Record set ->
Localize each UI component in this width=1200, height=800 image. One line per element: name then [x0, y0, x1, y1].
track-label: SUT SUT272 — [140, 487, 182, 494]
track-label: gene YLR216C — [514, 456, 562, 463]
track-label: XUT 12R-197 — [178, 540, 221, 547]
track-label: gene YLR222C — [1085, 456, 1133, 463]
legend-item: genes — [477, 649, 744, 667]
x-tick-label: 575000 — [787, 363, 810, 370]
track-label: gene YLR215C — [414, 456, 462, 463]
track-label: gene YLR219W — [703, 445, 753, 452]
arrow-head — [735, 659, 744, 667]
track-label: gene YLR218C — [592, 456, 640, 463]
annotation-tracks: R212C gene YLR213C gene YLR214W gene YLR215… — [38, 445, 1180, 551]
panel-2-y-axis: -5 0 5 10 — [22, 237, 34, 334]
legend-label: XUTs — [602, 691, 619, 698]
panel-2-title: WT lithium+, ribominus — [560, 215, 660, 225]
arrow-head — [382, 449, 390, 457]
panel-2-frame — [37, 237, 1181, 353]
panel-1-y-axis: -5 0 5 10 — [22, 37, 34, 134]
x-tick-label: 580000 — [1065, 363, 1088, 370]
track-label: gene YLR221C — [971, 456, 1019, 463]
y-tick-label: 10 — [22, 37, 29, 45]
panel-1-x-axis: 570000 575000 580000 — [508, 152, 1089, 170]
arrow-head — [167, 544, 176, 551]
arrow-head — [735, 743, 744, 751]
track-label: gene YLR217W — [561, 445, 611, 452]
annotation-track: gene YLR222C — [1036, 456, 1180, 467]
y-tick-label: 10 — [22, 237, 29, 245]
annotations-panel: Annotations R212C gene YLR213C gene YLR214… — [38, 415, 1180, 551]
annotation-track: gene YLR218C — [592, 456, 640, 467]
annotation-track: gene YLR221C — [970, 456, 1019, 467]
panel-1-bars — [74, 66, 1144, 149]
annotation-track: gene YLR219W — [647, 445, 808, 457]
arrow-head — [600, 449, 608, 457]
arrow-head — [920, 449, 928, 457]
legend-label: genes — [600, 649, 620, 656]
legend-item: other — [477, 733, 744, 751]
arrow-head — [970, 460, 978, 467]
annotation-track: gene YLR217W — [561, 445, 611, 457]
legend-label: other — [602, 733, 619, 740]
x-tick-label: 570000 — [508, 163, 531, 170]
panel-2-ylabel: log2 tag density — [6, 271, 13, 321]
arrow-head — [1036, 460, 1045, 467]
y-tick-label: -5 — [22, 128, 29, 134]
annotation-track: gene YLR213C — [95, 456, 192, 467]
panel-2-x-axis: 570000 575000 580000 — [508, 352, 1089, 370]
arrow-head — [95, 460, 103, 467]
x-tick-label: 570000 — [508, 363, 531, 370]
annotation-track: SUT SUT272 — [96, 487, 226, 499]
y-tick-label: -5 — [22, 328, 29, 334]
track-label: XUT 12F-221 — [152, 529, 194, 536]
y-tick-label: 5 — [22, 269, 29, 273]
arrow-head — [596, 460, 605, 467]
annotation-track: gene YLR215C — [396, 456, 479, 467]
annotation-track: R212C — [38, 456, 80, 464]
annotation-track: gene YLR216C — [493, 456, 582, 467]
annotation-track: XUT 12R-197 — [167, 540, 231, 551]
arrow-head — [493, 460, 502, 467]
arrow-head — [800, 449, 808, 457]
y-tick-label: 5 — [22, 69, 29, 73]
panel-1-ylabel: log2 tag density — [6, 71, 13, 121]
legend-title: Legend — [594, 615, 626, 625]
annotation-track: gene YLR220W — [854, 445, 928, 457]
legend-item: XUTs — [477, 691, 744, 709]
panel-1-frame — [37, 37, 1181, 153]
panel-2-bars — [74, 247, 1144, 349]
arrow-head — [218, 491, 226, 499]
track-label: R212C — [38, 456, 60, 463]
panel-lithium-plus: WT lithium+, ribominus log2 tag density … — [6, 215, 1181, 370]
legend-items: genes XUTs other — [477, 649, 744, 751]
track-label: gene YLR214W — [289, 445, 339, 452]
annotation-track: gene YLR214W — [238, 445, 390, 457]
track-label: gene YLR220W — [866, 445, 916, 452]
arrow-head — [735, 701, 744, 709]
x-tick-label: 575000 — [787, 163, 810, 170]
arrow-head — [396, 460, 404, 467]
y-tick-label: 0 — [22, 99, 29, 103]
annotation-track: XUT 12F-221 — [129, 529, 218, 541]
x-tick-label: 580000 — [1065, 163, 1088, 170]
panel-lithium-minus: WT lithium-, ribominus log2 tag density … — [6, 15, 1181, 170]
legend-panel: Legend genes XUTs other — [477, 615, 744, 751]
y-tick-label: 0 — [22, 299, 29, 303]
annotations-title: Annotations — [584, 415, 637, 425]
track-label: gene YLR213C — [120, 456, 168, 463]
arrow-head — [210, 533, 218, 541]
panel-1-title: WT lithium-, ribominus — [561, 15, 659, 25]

Work to complete ->
State how many lines of the listing above include the string "density", with no words around the number.

Answer for this exercise ->
4